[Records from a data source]
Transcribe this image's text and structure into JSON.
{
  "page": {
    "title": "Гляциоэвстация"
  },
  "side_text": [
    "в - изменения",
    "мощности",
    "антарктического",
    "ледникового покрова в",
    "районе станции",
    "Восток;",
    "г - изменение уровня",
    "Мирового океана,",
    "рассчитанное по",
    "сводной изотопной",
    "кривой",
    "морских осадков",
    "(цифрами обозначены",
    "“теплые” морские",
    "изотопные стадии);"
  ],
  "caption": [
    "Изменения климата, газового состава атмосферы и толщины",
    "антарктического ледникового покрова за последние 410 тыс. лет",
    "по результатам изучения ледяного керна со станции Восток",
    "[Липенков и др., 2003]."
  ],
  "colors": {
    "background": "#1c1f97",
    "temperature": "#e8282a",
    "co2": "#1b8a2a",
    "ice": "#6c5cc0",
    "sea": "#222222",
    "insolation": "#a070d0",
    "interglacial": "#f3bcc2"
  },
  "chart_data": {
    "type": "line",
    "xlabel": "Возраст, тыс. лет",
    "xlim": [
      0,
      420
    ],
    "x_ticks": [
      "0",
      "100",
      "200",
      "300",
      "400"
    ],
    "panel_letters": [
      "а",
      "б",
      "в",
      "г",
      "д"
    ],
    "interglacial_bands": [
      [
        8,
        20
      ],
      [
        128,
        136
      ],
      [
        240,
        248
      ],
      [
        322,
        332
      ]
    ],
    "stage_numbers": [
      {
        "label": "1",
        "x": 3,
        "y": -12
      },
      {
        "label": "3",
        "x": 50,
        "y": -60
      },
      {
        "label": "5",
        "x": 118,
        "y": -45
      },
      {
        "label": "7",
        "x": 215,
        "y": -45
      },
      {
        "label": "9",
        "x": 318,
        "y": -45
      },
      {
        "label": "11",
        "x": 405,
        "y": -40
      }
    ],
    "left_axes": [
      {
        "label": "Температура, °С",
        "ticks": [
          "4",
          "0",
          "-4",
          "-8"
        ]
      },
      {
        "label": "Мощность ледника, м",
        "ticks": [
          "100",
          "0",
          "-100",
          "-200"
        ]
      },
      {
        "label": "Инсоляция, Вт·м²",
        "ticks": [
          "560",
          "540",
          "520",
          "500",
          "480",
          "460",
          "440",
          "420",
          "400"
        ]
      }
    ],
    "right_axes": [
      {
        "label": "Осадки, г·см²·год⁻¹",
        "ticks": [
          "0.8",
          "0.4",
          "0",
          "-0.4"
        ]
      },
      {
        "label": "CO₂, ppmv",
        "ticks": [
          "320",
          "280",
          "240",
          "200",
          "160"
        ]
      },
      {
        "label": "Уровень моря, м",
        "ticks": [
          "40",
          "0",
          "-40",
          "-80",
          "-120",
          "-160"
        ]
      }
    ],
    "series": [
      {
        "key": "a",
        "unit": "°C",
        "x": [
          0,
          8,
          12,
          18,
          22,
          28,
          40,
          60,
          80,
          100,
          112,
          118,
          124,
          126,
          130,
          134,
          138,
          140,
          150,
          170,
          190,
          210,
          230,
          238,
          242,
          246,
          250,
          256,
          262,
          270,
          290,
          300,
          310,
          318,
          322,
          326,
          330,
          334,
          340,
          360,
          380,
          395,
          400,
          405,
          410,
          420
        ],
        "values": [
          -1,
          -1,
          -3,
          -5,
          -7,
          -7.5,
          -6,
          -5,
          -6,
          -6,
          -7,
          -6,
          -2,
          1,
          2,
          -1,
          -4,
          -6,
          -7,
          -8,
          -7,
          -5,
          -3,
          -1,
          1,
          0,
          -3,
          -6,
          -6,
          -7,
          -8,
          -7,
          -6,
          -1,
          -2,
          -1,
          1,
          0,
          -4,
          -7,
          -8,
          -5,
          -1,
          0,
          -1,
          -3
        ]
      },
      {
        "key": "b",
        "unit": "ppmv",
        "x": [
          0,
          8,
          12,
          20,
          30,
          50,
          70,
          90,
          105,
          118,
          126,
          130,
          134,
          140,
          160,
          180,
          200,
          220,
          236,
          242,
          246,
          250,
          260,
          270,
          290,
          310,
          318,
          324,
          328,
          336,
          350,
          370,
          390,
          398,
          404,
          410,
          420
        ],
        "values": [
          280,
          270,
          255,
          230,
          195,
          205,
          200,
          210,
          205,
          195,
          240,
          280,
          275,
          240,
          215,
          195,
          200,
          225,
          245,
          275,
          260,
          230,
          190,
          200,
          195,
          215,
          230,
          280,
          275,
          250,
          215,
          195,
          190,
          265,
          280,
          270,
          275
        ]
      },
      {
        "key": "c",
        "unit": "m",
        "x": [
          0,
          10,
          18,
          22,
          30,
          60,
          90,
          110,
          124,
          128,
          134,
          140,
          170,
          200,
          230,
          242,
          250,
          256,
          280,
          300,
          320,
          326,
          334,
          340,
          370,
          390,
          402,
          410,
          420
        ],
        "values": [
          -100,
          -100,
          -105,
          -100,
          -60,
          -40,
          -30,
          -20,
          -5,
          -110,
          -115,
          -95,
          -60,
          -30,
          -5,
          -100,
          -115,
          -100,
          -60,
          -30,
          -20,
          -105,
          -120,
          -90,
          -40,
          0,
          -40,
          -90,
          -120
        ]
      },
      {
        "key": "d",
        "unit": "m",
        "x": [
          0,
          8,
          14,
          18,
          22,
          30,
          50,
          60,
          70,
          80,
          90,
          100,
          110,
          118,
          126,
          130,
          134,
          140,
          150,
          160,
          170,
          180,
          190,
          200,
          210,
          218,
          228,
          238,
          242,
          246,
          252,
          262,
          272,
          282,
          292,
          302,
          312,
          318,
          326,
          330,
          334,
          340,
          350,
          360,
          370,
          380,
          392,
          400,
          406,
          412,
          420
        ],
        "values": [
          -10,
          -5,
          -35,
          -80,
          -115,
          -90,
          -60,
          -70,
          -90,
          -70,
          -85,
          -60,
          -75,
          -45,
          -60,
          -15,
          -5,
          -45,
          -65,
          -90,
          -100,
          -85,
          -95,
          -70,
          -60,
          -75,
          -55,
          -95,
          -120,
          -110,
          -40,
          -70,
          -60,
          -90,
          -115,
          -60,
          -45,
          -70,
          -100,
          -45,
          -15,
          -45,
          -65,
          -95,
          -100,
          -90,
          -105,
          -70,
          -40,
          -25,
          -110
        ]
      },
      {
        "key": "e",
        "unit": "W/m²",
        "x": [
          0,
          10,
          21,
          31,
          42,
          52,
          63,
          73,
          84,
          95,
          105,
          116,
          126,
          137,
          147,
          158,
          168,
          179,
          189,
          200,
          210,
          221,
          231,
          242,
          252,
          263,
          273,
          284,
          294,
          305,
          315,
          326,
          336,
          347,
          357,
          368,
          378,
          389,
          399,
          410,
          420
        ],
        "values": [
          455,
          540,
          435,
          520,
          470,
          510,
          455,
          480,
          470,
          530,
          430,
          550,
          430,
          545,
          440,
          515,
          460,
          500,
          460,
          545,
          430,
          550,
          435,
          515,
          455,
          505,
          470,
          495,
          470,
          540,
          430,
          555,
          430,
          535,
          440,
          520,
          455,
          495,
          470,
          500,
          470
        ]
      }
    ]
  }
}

What needs to be done: Repeat the listing above without any change.

Written response:
Transcribe this image's text and structure into JSON.
{
  "page": {
    "title": "Гляциоэвстация"
  },
  "side_text": [
    "в - изменения",
    "мощности",
    "антарктического",
    "ледникового покрова в",
    "районе станции",
    "Восток;",
    "г - изменение уровня",
    "Мирового океана,",
    "рассчитанное по",
    "сводной изотопной",
    "кривой",
    "морских осадков",
    "(цифрами обозначены",
    "“теплые” морские",
    "изотопные стадии);"
  ],
  "caption": [
    "Изменения климата, газового состава атмосферы и толщины",
    "антарктического ледникового покрова за последние 410 тыс. лет",
    "по результатам изучения ледяного керна со станции Восток",
    "[Липенков и др., 2003]."
  ],
  "colors": {
    "background": "#1c1f97",
    "temperature": "#e8282a",
    "co2": "#1b8a2a",
    "ice": "#6c5cc0",
    "sea": "#222222",
    "insolation": "#a070d0",
    "interglacial": "#f3bcc2"
  },
  "chart_data": {
    "type": "line",
    "xlabel": "Возраст, тыс. лет",
    "xlim": [
      0,
      420
    ],
    "x_ticks": [
      "0",
      "100",
      "200",
      "300",
      "400"
    ],
    "panel_letters": [
      "а",
      "б",
      "в",
      "г",
      "д"
    ],
    "interglacial_bands": [
      [
        8,
        20
      ],
      [
        128,
        136
      ],
      [
        240,
        248
      ],
      [
        322,
        332
      ]
    ],
    "stage_numbers": [
      {
        "label": "1",
        "x": 3,
        "y": -12
      },
      {
        "label": "3",
        "x": 50,
        "y": -60
      },
      {
        "label": "5",
        "x": 118,
        "y": -45
      },
      {
        "label": "7",
        "x": 215,
        "y": -45
      },
      {
        "label": "9",
        "x": 318,
        "y": -45
      },
      {
        "label": "11",
        "x": 405,
        "y": -40
      }
    ],
    "left_axes": [
      {
        "label": "Температура, °С",
        "ticks": [
          "4",
          "0",
          "-4",
          "-8"
        ]
      },
      {
        "label": "Мощность ледника, м",
        "ticks": [
          "100",
          "0",
          "-100",
          "-200"
        ]
      },
      {
        "label": "Инсоляция, Вт·м²",
        "ticks": [
          "560",
          "540",
          "520",
          "500",
          "480",
          "460",
          "440",
          "420",
          "400"
        ]
      }
    ],
    "right_axes": [
      {
        "label": "Осадки, г·см²·год⁻¹",
        "ticks": [
          "0.8",
          "0.4",
          "0",
          "-0.4"
        ]
      },
      {
        "label": "CO₂, ppmv",
        "ticks": [
          "320",
          "280",
          "240",
          "200",
          "160"
        ]
      },
      {
        "label": "Уровень моря, м",
        "ticks": [
          "40",
          "0",
          "-40",
          "-80",
          "-120",
          "-160"
        ]
      }
    ],
    "series": [
      {
        "key": "a",
        "unit": "°C",
        "x": [
          0,
          8,
          12,
          18,
          22,
          28,
          40,
          60,
          80,
          100,
          112,
          118,
          124,
          126,
          130,
          134,
          138,
          140,
          150,
          170,
          190,
          210,
          230,
          238,
          242,
          246,
          250,
          256,
          262,
          270,
          290,
          300,
          310,
          318,
          322,
          326,
          330,
          334,
          340,
          360,
          380,
          395,
          400,
          405,
          410,
          420
        ],
        "values": [
          -1,
          -1,
          -3,
          -5,
          -7,
          -7.5,
          -6,
          -5,
          -6,
          -6,
          -7,
          -6,
          -2,
          1,
          2,
          -1,
          -4,
          -6,
          -7,
          -8,
          -7,
          -5,
          -3,
          -1,
          1,
          0,
          -3,
          -6,
          -6,
          -7,
          -8,
          -7,
          -6,
          -1,
          -2,
          -1,
          1,
          0,
          -4,
          -7,
          -8,
          -5,
          -1,
          0,
          -1,
          -3
        ]
      },
      {
        "key": "b",
        "unit": "ppmv",
        "x": [
          0,
          8,
          12,
          20,
          30,
          50,
          70,
          90,
          105,
          118,
          126,
          130,
          134,
          140,
          160,
          180,
          200,
          220,
          236,
          242,
          246,
          250,
          260,
          270,
          290,
          310,
          318,
          324,
          328,
          336,
          350,
          370,
          390,
          398,
          404,
          410,
          420
        ],
        "values": [
          280,
          270,
          255,
          230,
          195,
          205,
          200,
          210,
          205,
          195,
          240,
          280,
          275,
          240,
          215,
          195,
          200,
          225,
          245,
          275,
          260,
          230,
          190,
          200,
          195,
          215,
          230,
          280,
          275,
          250,
          215,
          195,
          190,
          265,
          280,
          270,
          275
        ]
      },
      {
        "key": "c",
        "unit": "m",
        "x": [
          0,
          10,
          18,
          22,
          30,
          60,
          90,
          110,
          124,
          128,
          134,
          140,
          170,
          200,
          230,
          242,
          250,
          256,
          280,
          300,
          320,
          326,
          334,
          340,
          370,
          390,
          402,
          410,
          420
        ],
        "values": [
          -100,
          -100,
          -105,
          -100,
          -60,
          -40,
          -30,
          -20,
          -5,
          -110,
          -115,
          -95,
          -60,
          -30,
          -5,
          -100,
          -115,
          -100,
          -60,
          -30,
          -20,
          -105,
          -120,
          -90,
          -40,
          0,
          -40,
          -90,
          -120
        ]
      },
      {
        "key": "d",
        "unit": "m",
        "x": [
          0,
          8,
          14,
          18,
          22,
          30,
          50,
          60,
          70,
          80,
          90,
          100,
          110,
          118,
          126,
          130,
          134,
          140,
          150,
          160,
          170,
          180,
          190,
          200,
          210,
          218,
          228,
          238,
          242,
          246,
          252,
          262,
          272,
          282,
          292,
          302,
          312,
          318,
          326,
          330,
          334,
          340,
          350,
          360,
          370,
          380,
          392,
          400,
          406,
          412,
          420
        ],
        "values": [
          -10,
          -5,
          -35,
          -80,
          -115,
          -90,
          -60,
          -70,
          -90,
          -70,
          -85,
          -60,
          -75,
          -45,
          -60,
          -15,
          -5,
          -45,
          -65,
          -90,
          -100,
          -85,
          -95,
          -70,
          -60,
          -75,
          -55,
          -95,
          -120,
          -110,
          -40,
          -70,
          -60,
          -90,
          -115,
          -60,
          -45,
          -70,
          -100,
          -45,
          -15,
          -45,
          -65,
          -95,
          -100,
          -90,
          -105,
          -70,
          -40,
          -25,
          -110
        ]
      },
      {
        "key": "e",
        "unit": "W/m²",
        "x": [
          0,
          10,
          21,
          31,
          42,
          52,
          63,
          73,
          84,
          95,
          105,
          116,
          126,
          137,
          147,
          158,
          168,
          179,
          189,
          200,
          210,
          221,
          231,
          242,
          252,
          263,
          273,
          284,
          294,
          305,
          315,
          326,
          336,
          347,
          357,
          368,
          378,
          389,
          399,
          410,
          420
        ],
        "values": [
          455,
          540,
          435,
          520,
          470,
          510,
          455,
          480,
          470,
          530,
          430,
          550,
          430,
          545,
          440,
          515,
          460,
          500,
          460,
          545,
          430,
          550,
          435,
          515,
          455,
          505,
          470,
          495,
          470,
          540,
          430,
          555,
          430,
          535,
          440,
          520,
          455,
          495,
          470,
          500,
          470
        ]
      }
    ]
  }
}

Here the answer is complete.